EXERCISE GOAL
Quote all lines below exactly. Images stay out.

EXERCISE INPUT

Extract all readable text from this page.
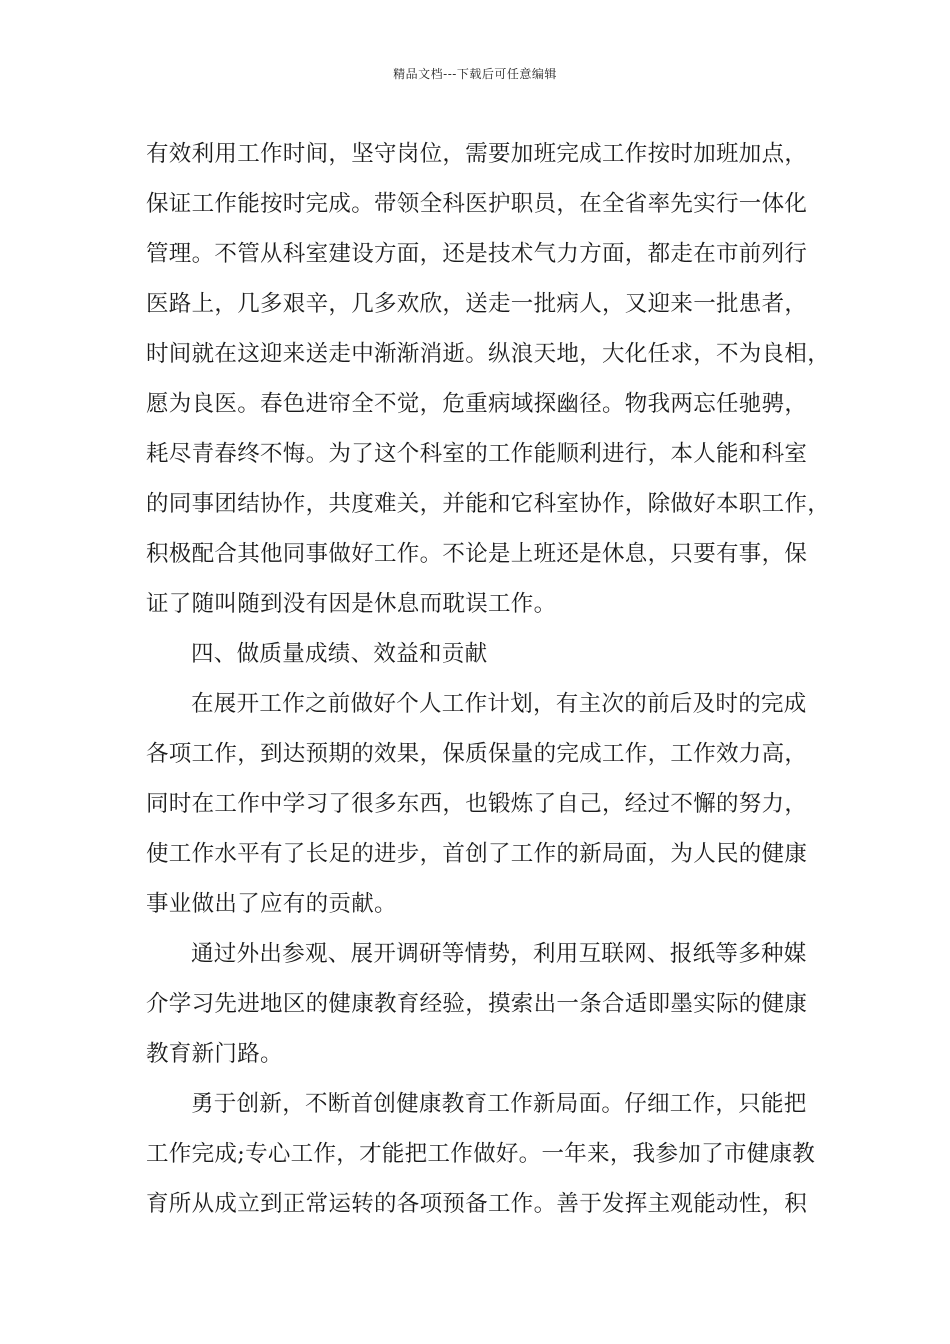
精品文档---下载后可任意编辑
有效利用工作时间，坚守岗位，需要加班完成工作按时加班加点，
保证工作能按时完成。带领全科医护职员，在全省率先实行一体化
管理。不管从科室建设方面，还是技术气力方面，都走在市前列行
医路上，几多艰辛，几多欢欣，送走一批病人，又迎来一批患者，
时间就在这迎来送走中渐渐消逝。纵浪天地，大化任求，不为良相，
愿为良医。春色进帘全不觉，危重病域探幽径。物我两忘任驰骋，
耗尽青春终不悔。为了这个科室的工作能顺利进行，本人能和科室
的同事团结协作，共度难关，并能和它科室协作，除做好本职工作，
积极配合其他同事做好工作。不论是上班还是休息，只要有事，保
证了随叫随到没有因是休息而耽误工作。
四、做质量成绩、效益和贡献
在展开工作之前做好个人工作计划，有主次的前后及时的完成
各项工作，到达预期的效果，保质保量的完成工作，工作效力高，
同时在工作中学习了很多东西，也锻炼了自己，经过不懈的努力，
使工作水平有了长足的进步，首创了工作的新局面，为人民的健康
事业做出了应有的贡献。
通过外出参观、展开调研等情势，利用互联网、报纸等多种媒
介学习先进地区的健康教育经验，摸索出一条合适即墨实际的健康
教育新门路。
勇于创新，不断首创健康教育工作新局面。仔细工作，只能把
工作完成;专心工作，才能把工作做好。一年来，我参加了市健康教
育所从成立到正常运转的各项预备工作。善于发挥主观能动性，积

RESULT FOR THIS TASK
Extract all readable text from this page.
精品文档---下载后可任意编辑
有效利用工作时间，坚守岗位，需要加班完成工作按时加班加点，
保证工作能按时完成。带领全科医护职员，在全省率先实行一体化
管理。不管从科室建设方面，还是技术气力方面，都走在市前列行
医路上，几多艰辛，几多欢欣，送走一批病人，又迎来一批患者，
时间就在这迎来送走中渐渐消逝。纵浪天地，大化任求，不为良相，
愿为良医。春色进帘全不觉，危重病域探幽径。物我两忘任驰骋，
耗尽青春终不悔。为了这个科室的工作能顺利进行，本人能和科室
的同事团结协作，共度难关，并能和它科室协作，除做好本职工作，
积极配合其他同事做好工作。不论是上班还是休息，只要有事，保
证了随叫随到没有因是休息而耽误工作。
四、做质量成绩、效益和贡献
在展开工作之前做好个人工作计划，有主次的前后及时的完成
各项工作，到达预期的效果，保质保量的完成工作，工作效力高，
同时在工作中学习了很多东西，也锻炼了自己，经过不懈的努力，
使工作水平有了长足的进步，首创了工作的新局面，为人民的健康
事业做出了应有的贡献。
通过外出参观、展开调研等情势，利用互联网、报纸等多种媒
介学习先进地区的健康教育经验，摸索出一条合适即墨实际的健康
教育新门路。
勇于创新，不断首创健康教育工作新局面。仔细工作，只能把
工作完成;专心工作，才能把工作做好。一年来，我参加了市健康教
育所从成立到正常运转的各项预备工作。善于发挥主观能动性，积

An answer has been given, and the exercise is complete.